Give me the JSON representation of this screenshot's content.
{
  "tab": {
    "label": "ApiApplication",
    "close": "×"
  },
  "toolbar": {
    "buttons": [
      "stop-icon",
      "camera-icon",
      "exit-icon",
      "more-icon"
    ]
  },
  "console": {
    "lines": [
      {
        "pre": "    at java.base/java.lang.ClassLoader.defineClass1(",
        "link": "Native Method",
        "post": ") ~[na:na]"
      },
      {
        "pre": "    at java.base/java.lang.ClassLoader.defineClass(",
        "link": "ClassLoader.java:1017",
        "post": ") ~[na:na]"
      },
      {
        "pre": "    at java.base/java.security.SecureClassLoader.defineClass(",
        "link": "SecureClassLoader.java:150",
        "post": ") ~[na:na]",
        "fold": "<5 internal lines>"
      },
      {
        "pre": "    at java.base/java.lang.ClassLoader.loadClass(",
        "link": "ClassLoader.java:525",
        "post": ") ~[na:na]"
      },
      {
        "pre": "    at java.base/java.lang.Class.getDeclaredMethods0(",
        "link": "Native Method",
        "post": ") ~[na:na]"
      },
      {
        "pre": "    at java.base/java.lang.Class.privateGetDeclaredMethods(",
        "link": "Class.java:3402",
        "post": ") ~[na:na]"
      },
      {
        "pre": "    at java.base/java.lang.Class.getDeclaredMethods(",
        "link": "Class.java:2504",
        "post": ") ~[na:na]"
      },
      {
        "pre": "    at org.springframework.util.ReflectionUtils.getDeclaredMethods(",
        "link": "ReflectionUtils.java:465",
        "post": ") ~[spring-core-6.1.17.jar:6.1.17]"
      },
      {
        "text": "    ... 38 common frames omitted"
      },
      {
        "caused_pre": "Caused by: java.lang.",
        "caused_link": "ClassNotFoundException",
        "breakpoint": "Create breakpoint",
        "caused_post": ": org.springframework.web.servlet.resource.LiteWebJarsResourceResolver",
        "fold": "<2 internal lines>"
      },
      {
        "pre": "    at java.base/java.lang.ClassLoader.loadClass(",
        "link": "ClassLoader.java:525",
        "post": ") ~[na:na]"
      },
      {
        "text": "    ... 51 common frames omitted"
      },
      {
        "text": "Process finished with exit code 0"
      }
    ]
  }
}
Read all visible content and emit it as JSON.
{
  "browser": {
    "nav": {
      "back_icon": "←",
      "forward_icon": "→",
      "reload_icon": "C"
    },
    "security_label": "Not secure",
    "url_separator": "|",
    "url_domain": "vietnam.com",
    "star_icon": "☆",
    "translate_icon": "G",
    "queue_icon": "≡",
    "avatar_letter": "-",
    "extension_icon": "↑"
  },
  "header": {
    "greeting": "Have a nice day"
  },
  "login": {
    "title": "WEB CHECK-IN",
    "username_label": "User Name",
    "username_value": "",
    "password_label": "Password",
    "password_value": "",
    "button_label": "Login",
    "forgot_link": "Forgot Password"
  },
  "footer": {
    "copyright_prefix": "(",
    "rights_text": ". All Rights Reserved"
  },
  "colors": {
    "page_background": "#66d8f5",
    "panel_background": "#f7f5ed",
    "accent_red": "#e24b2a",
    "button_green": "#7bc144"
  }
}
=======
From the entries above, copy out every line where the string "ReflectionUtils" appears.

• _SOLUTION TO THE PROBLEM_
        "pre": "    at org.springframework.util.ReflectionUtils.getDeclaredMethods(",
        "link": "ReflectionUtils.java:465",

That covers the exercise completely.